**TASK**
Render the material again word for word, skipping the pictures in it.

**ENTRIES SHOWN**
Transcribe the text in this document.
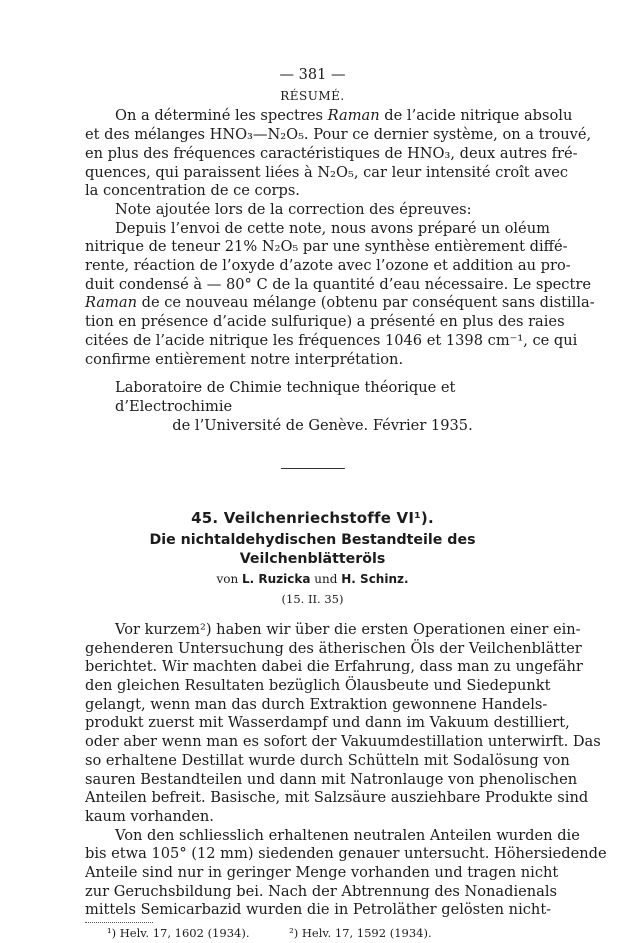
— 381 —
RÉSUMÉ.
On a déterminé les spectres Raman de l’acide nitrique absolu
et des mélanges HNO₃—N₂O₅. Pour ce dernier système, on a trouvé,
en plus des fréquences caractéristiques de HNO₃, deux autres fré-
quences, qui paraissent liées à N₂O₅, car leur intensité croît avec
la concentration de ce corps.
Note ajoutée lors de la correction des épreuves:
Depuis l’envoi de cette note, nous avons préparé un oléum
nitrique de teneur 21% N₂O₅ par une synthèse entièrement diffé-
rente, réaction de l’oxyde d’azote avec l’ozone et addition au pro-
duit condensé à — 80° C de la quantité d’eau nécessaire. Le spectre
Raman de ce nouveau mélange (obtenu par conséquent sans distilla-
tion en présence d’acide sulfurique) a présenté en plus des raies
citées de l’acide nitrique les fréquences 1046 et 1398 cm⁻¹, ce qui
confirme entièrement notre interprétation.
Laboratoire de Chimie technique théorique et d’Electrochimie
de l’Université de Genève. Février 1935.
45. Veilchenriechstoffe VI¹).
Die nichtaldehydischen Bestandteile des Veilchenblätteröls
von L. Ruzicka und H. Schinz.
(15. II. 35)
Vor kurzem²) haben wir über die ersten Operationen einer ein-
gehenderen Untersuchung des ätherischen Öls der Veilchenblätter
berichtet. Wir machten dabei die Erfahrung, dass man zu ungefähr
den gleichen Resultaten bezüglich Ölausbeute und Siedepunkt
gelangt, wenn man das durch Extraktion gewonnene Handels-
produkt zuerst mit Wasserdampf und dann im Vakuum destilliert,
oder aber wenn man es sofort der Vakuumdestillation unterwirft. Das
so erhaltene Destillat wurde durch Schütteln mit Sodalösung von
sauren Bestandteilen und dann mit Natronlauge von phenolischen
Anteilen befreit. Basische, mit Salzsäure ausziehbare Produkte sind
kaum vorhanden.
Von den schliesslich erhaltenen neutralen Anteilen wurden die
bis etwa 105° (12 mm) siedenden genauer untersucht. Höhersiedende
Anteile sind nur in geringer Menge vorhanden und tragen nicht
zur Geruchsbildung bei. Nach der Abtrennung des Nonadienals
mittels Semicarbazid wurden die in Petroläther gelösten nicht-
¹) Helv. 17, 1602 (1934).	²) Helv. 17, 1592 (1934).
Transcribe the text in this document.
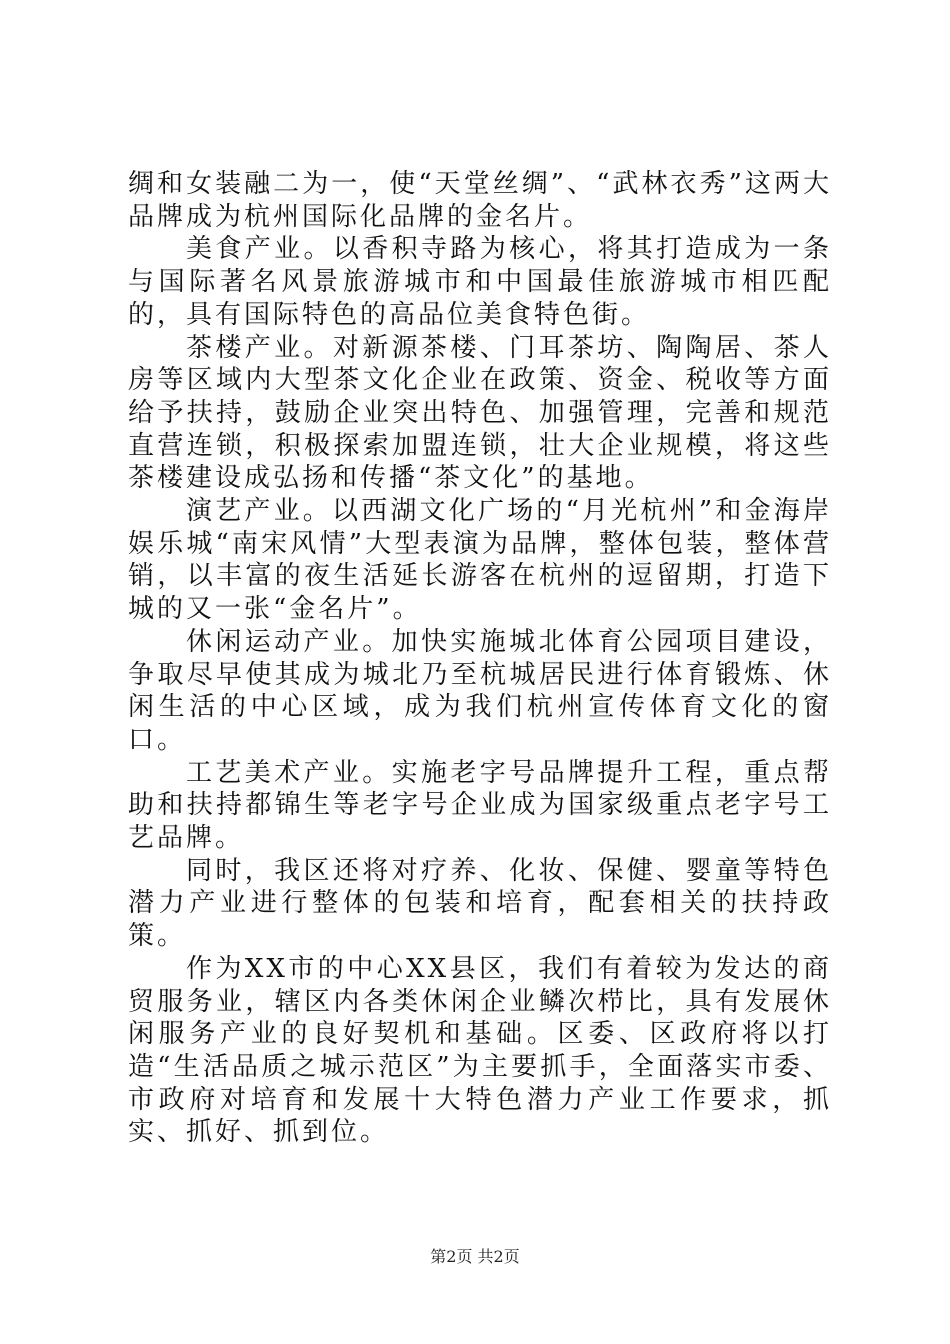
绸和女装融二为一，使“天堂丝绸”、“武林衣秀”这两大品牌成为杭州国际化品牌的金名片。

美食产业。以香积寺路为核心，将其打造成为一条与国际著名风景旅游城市和中国最佳旅游城市相匹配的，具有国际特色的高品位美食特色街。

茶楼产业。对新源茶楼、门耳茶坊、陶陶居、茶人房等区域内大型茶文化企业在政策、资金、税收等方面给予扶持，鼓励企业突出特色、加强管理，完善和规范直营连锁，积极探索加盟连锁，壮大企业规模，将这些茶楼建设成弘扬和传播“茶文化”的基地。

演艺产业。以西湖文化广场的“月光杭州”和金海岸娱乐城“南宋风情”大型表演为品牌，整体包装，整体营销，以丰富的夜生活延长游客在杭州的逗留期，打造下城的又一张“金名片”。

休闲运动产业。加快实施城北体育公园项目建设，争取尽早使其成为城北乃至杭城居民进行体育锻炼、休闲生活的中心区域，成为我们杭州宣传体育文化的窗口。

工艺美术产业。实施老字号品牌提升工程，重点帮助和扶持都锦生等老字号企业成为国家级重点老字号工艺品牌。

同时，我区还将对疗养、化妆、保健、婴童等特色潜力产业进行整体的包装和培育，配套相关的扶持政策。

作为XX市的中心XX县区，我们有着较为发达的商贸服务业，辖区内各类休闲企业鳞次栉比，具有发展休闲服务产业的良好契机和基础。区委、区政府将以打造“生活品质之城示范区”为主要抓手，全面落实市委、市政府对培育和发展十大特色潜力产业工作要求，抓实、抓好、抓到位。

第2页 共2页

**RESPONSE**
Transcribe the text in this document.
— 381 —
RÉSUMÉ.
On a déterminé les spectres Raman de l’acide nitrique absolu
et des mélanges HNO₃—N₂O₅. Pour ce dernier système, on a trouvé,
en plus des fréquences caractéristiques de HNO₃, deux autres fré-
quences, qui paraissent liées à N₂O₅, car leur intensité croît avec
la concentration de ce corps.
Note ajoutée lors de la correction des épreuves:
Depuis l’envoi de cette note, nous avons préparé un oléum
nitrique de teneur 21% N₂O₅ par une synthèse entièrement diffé-
rente, réaction de l’oxyde d’azote avec l’ozone et addition au pro-
duit condensé à — 80° C de la quantité d’eau nécessaire. Le spectre
Raman de ce nouveau mélange (obtenu par conséquent sans distilla-
tion en présence d’acide sulfurique) a présenté en plus des raies
citées de l’acide nitrique les fréquences 1046 et 1398 cm⁻¹, ce qui
confirme entièrement notre interprétation.
Laboratoire de Chimie technique théorique et d’Electrochimie
de l’Université de Genève. Février 1935.
45. Veilchenriechstoffe VI¹).
Die nichtaldehydischen Bestandteile des Veilchenblätteröls
von L. Ruzicka und H. Schinz.
(15. II. 35)
Vor kurzem²) haben wir über die ersten Operationen einer ein-
gehenderen Untersuchung des ätherischen Öls der Veilchenblätter
berichtet. Wir machten dabei die Erfahrung, dass man zu ungefähr
den gleichen Resultaten bezüglich Ölausbeute und Siedepunkt
gelangt, wenn man das durch Extraktion gewonnene Handels-
produkt zuerst mit Wasserdampf und dann im Vakuum destilliert,
oder aber wenn man es sofort der Vakuumdestillation unterwirft. Das
so erhaltene Destillat wurde durch Schütteln mit Sodalösung von
sauren Bestandteilen und dann mit Natronlauge von phenolischen
Anteilen befreit. Basische, mit Salzsäure ausziehbare Produkte sind
kaum vorhanden.
Von den schliesslich erhaltenen neutralen Anteilen wurden die
bis etwa 105° (12 mm) siedenden genauer untersucht. Höhersiedende
Anteile sind nur in geringer Menge vorhanden und tragen nicht
zur Geruchsbildung bei. Nach der Abtrennung des Nonadienals
mittels Semicarbazid wurden die in Petroläther gelösten nicht-
¹) Helv. 17, 1602 (1934).	²) Helv. 17, 1592 (1934).
Transcribe the text in this document.
绸和女装融二为一，使“天堂丝绸”、“武林衣秀”这两大品牌成为杭州国际化品牌的金名片。

美食产业。以香积寺路为核心，将其打造成为一条与国际著名风景旅游城市和中国最佳旅游城市相匹配的，具有国际特色的高品位美食特色街。

茶楼产业。对新源茶楼、门耳茶坊、陶陶居、茶人房等区域内大型茶文化企业在政策、资金、税收等方面给予扶持，鼓励企业突出特色、加强管理，完善和规范直营连锁，积极探索加盟连锁，壮大企业规模，将这些茶楼建设成弘扬和传播“茶文化”的基地。

演艺产业。以西湖文化广场的“月光杭州”和金海岸娱乐城“南宋风情”大型表演为品牌，整体包装，整体营销，以丰富的夜生活延长游客在杭州的逗留期，打造下城的又一张“金名片”。

休闲运动产业。加快实施城北体育公园项目建设，争取尽早使其成为城北乃至杭城居民进行体育锻炼、休闲生活的中心区域，成为我们杭州宣传体育文化的窗口。

工艺美术产业。实施老字号品牌提升工程，重点帮助和扶持都锦生等老字号企业成为国家级重点老字号工艺品牌。

同时，我区还将对疗养、化妆、保健、婴童等特色潜力产业进行整体的包装和培育，配套相关的扶持政策。

作为XX市的中心XX县区，我们有着较为发达的商贸服务业，辖区内各类休闲企业鳞次栉比，具有发展休闲服务产业的良好契机和基础。区委、区政府将以打造“生活品质之城示范区”为主要抓手，全面落实市委、市政府对培育和发展十大特色潜力产业工作要求，抓实、抓好、抓到位。

第2页 共2页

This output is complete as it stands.